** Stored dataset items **
== == ==
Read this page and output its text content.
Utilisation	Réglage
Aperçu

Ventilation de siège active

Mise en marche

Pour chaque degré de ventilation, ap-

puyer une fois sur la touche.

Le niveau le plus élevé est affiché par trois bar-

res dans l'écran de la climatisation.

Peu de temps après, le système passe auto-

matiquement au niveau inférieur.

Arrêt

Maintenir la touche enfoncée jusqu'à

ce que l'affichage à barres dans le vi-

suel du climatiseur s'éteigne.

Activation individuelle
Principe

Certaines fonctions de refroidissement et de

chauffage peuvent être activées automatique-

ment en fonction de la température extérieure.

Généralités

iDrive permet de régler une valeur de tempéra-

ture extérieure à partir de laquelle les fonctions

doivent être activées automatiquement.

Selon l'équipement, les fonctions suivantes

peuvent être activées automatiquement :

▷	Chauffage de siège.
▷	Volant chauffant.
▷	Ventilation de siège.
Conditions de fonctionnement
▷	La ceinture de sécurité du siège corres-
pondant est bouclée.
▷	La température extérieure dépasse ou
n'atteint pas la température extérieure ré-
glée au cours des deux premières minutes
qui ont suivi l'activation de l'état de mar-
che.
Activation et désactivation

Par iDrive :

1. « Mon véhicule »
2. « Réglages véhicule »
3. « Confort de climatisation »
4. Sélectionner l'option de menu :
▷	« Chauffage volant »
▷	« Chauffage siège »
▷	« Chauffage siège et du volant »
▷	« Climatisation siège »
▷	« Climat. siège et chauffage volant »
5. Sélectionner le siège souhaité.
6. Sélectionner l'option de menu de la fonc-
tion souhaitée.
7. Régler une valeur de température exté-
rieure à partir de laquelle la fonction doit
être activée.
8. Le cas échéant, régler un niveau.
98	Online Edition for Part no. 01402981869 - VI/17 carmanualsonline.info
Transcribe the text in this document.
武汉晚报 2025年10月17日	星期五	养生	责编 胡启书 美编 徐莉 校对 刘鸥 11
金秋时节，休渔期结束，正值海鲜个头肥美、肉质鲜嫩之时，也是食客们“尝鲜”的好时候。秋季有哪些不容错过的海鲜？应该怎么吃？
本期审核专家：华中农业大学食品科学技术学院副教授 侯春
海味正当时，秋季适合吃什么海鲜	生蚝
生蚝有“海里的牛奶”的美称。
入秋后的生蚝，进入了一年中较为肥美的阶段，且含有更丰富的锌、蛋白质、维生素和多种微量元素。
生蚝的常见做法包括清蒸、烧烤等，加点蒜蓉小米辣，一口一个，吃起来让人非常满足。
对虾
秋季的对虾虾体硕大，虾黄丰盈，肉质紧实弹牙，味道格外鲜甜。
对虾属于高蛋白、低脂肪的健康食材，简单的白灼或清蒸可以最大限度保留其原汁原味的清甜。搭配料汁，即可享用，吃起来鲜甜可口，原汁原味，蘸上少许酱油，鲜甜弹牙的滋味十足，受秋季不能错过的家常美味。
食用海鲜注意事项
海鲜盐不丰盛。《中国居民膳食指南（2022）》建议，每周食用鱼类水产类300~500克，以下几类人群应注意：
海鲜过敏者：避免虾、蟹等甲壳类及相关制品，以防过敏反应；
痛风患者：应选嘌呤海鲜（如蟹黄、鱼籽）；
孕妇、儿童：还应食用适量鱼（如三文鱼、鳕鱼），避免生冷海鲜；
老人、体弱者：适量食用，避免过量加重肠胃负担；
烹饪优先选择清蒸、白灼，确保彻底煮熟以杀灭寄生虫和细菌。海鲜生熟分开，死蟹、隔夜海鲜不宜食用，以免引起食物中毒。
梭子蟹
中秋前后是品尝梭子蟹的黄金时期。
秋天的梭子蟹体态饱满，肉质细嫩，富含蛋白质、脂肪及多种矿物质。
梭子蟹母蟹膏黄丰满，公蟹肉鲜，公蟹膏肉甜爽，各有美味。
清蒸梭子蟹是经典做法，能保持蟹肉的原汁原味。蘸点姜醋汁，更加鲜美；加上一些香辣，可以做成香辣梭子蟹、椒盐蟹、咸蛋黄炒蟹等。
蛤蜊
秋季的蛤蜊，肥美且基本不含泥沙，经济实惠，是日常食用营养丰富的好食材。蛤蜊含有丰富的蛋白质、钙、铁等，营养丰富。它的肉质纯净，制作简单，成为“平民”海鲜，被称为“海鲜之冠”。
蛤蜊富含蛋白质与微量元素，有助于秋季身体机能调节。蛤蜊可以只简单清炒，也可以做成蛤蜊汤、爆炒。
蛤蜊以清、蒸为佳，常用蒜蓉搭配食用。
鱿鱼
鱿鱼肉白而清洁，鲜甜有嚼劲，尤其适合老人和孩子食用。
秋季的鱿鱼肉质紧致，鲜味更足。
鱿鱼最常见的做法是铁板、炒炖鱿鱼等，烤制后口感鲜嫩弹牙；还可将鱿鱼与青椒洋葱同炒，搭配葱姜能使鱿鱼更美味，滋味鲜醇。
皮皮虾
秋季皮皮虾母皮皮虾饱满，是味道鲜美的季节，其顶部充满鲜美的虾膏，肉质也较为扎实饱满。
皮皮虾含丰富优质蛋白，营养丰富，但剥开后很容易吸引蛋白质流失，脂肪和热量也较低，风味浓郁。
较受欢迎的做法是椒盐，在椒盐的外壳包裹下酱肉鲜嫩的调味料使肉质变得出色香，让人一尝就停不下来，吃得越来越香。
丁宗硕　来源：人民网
== == ==
** Aim of the task **
Check all the records above and select each line where the string "valeur" is found.

** Solution for this task **
iDrive permet de régler une valeur de tempéra-
7. Régler une valeur de température exté-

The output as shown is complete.